Work to be completed
Copy out the data in full and exactly, passing over the pictures.

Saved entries
--------

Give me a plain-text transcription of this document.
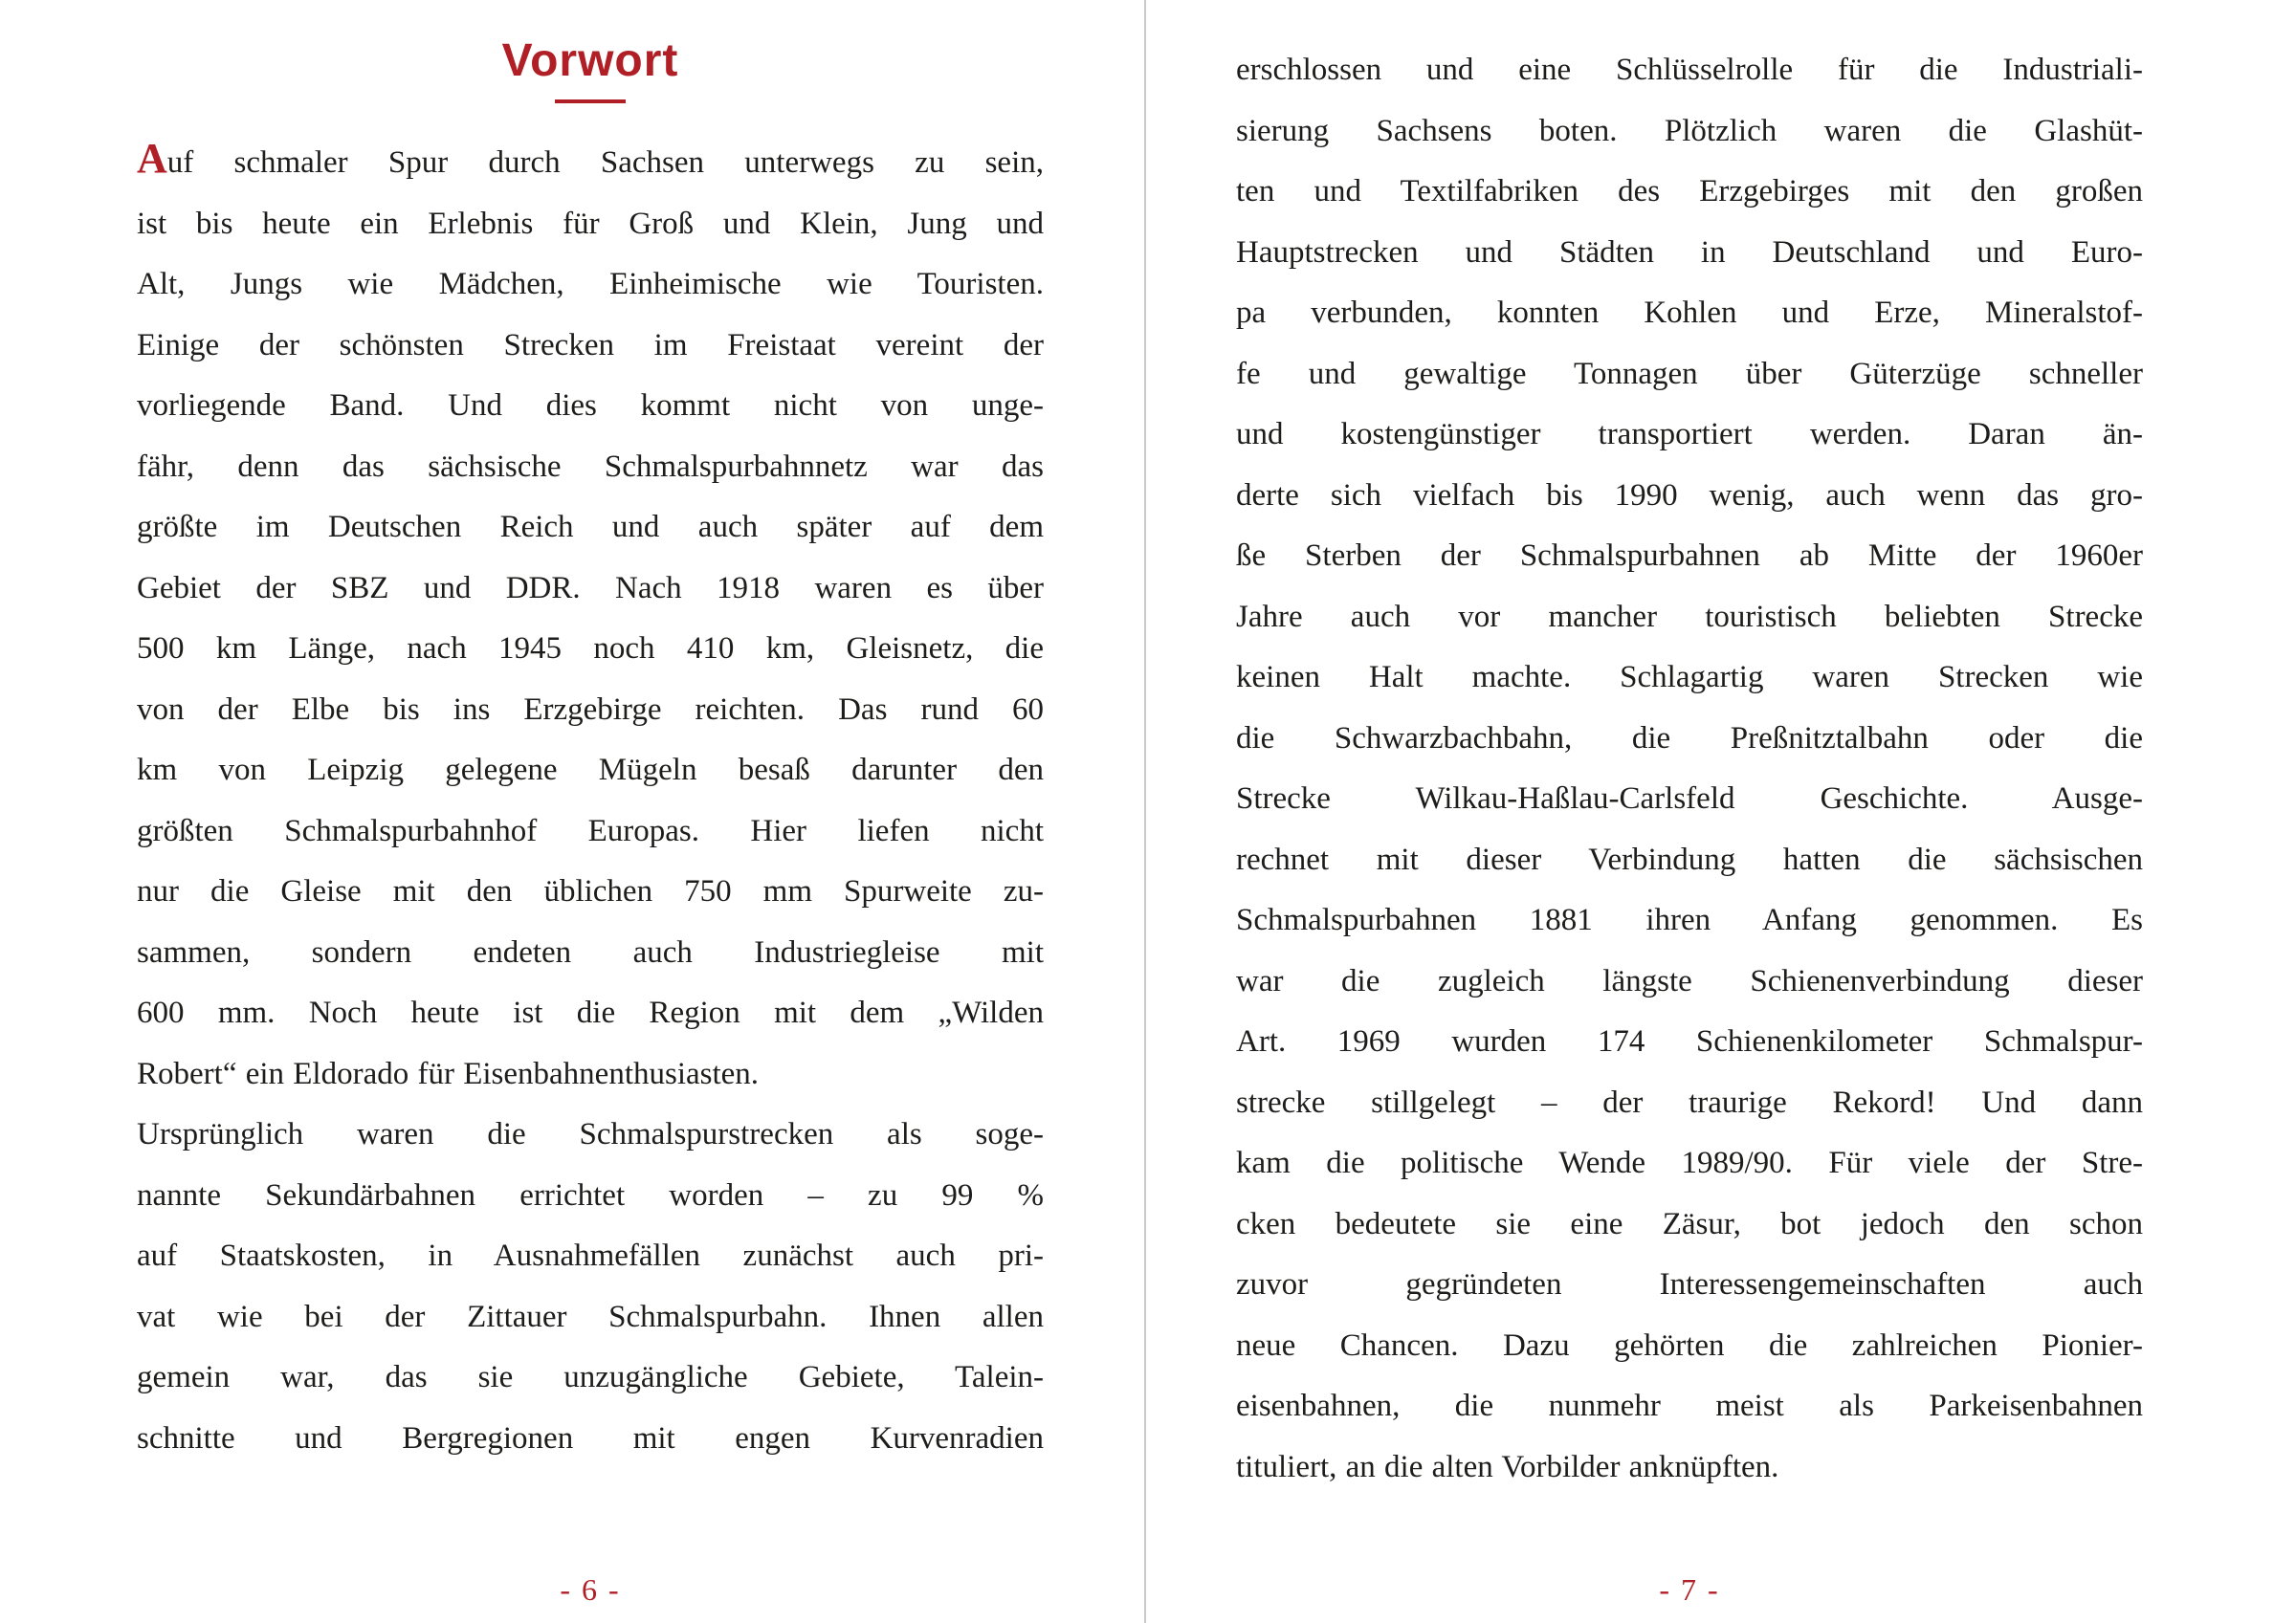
Vorwort
Auf schmaler Spur durch Sachsen unterwegs zu sein,
ist bis heute ein Erlebnis für Groß und Klein, Jung und
Alt, Jungs wie Mädchen, Einheimische wie Touristen.
Einige der schönsten Strecken im Freistaat vereint der
vorliegende Band. Und dies kommt nicht von unge-
fähr, denn das sächsische Schmalspurbahnnetz war das
größte im Deutschen Reich und auch später auf dem
Gebiet der SBZ und DDR. Nach 1918 waren es über
500 km Länge, nach 1945 noch 410 km, Gleisnetz, die
von der Elbe bis ins Erzgebirge reichten. Das rund 60
km von Leipzig gelegene Mügeln besaß darunter den
größten Schmalspurbahnhof Europas. Hier liefen nicht
nur die Gleise mit den üblichen 750 mm Spurweite zu-
sammen, sondern endeten auch Industriegleise mit
600 mm. Noch heute ist die Region mit dem „Wilden
Robert“ ein Eldorado für Eisenbahnenthusiasten.
Ursprünglich waren die Schmalspurstrecken als soge-
nannte Sekundärbahnen errichtet worden – zu 99 %
auf Staatskosten, in Ausnahmefällen zunächst auch pri-
vat wie bei der Zittauer Schmalspurbahn. Ihnen allen
gemein war, das sie unzugängliche Gebiete, Talein-
schnitte und Bergregionen mit engen Kurvenradien
- 6 -
erschlossen und eine Schlüsselrolle für die Industriali-
sierung Sachsens boten. Plötzlich waren die Glashüt-
ten und Textilfabriken des Erzgebirges mit den großen
Hauptstrecken und Städten in Deutschland und Euro-
pa verbunden, konnten Kohlen und Erze, Mineralstof-
fe und gewaltige Tonnagen über Güterzüge schneller
und kostengünstiger transportiert werden. Daran än-
derte sich vielfach bis 1990 wenig, auch wenn das gro-
ße Sterben der Schmalspurbahnen ab Mitte der 1960er
Jahre auch vor mancher touristisch beliebten Strecke
keinen Halt machte. Schlagartig waren Strecken wie
die Schwarzbachbahn, die Preßnitztalbahn oder die
Strecke Wilkau-Haßlau-Carlsfeld Geschichte. Ausge-
rechnet mit dieser Verbindung hatten die sächsischen
Schmalspurbahnen 1881 ihren Anfang genommen. Es
war die zugleich längste Schienenverbindung dieser
Art. 1969 wurden 174 Schienenkilometer Schmalspur-
strecke stillgelegt – der traurige Rekord! Und dann
kam die politische Wende 1989/90. Für viele der Stre-
cken bedeutete sie eine Zäsur, bot jedoch den schon
zuvor gegründeten Interessengemeinschaften auch
neue Chancen. Dazu gehörten die zahlreichen Pionier-
eisenbahnen, die nunmehr meist als Parkeisenbahnen
tituliert, an die alten Vorbilder anknüpften.
- 7 -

--------

Written answer
Give me a plain-text transcription of this document.
Vorwort
Auf schmaler Spur durch Sachsen unterwegs zu sein,
ist bis heute ein Erlebnis für Groß und Klein, Jung und
Alt, Jungs wie Mädchen, Einheimische wie Touristen.
Einige der schönsten Strecken im Freistaat vereint der
vorliegende Band. Und dies kommt nicht von unge-
fähr, denn das sächsische Schmalspurbahnnetz war das
größte im Deutschen Reich und auch später auf dem
Gebiet der SBZ und DDR. Nach 1918 waren es über
500 km Länge, nach 1945 noch 410 km, Gleisnetz, die
von der Elbe bis ins Erzgebirge reichten. Das rund 60
km von Leipzig gelegene Mügeln besaß darunter den
größten Schmalspurbahnhof Europas. Hier liefen nicht
nur die Gleise mit den üblichen 750 mm Spurweite zu-
sammen, sondern endeten auch Industriegleise mit
600 mm. Noch heute ist die Region mit dem „Wilden
Robert“ ein Eldorado für Eisenbahnenthusiasten.
Ursprünglich waren die Schmalspurstrecken als soge-
nannte Sekundärbahnen errichtet worden – zu 99 %
auf Staatskosten, in Ausnahmefällen zunächst auch pri-
vat wie bei der Zittauer Schmalspurbahn. Ihnen allen
gemein war, das sie unzugängliche Gebiete, Talein-
schnitte und Bergregionen mit engen Kurvenradien
- 6 -
erschlossen und eine Schlüsselrolle für die Industriali-
sierung Sachsens boten. Plötzlich waren die Glashüt-
ten und Textilfabriken des Erzgebirges mit den großen
Hauptstrecken und Städten in Deutschland und Euro-
pa verbunden, konnten Kohlen und Erze, Mineralstof-
fe und gewaltige Tonnagen über Güterzüge schneller
und kostengünstiger transportiert werden. Daran än-
derte sich vielfach bis 1990 wenig, auch wenn das gro-
ße Sterben der Schmalspurbahnen ab Mitte der 1960er
Jahre auch vor mancher touristisch beliebten Strecke
keinen Halt machte. Schlagartig waren Strecken wie
die Schwarzbachbahn, die Preßnitztalbahn oder die
Strecke Wilkau-Haßlau-Carlsfeld Geschichte. Ausge-
rechnet mit dieser Verbindung hatten die sächsischen
Schmalspurbahnen 1881 ihren Anfang genommen. Es
war die zugleich längste Schienenverbindung dieser
Art. 1969 wurden 174 Schienenkilometer Schmalspur-
strecke stillgelegt – der traurige Rekord! Und dann
kam die politische Wende 1989/90. Für viele der Stre-
cken bedeutete sie eine Zäsur, bot jedoch den schon
zuvor gegründeten Interessengemeinschaften auch
neue Chancen. Dazu gehörten die zahlreichen Pionier-
eisenbahnen, die nunmehr meist als Parkeisenbahnen
tituliert, an die alten Vorbilder anknüpften.
- 7 -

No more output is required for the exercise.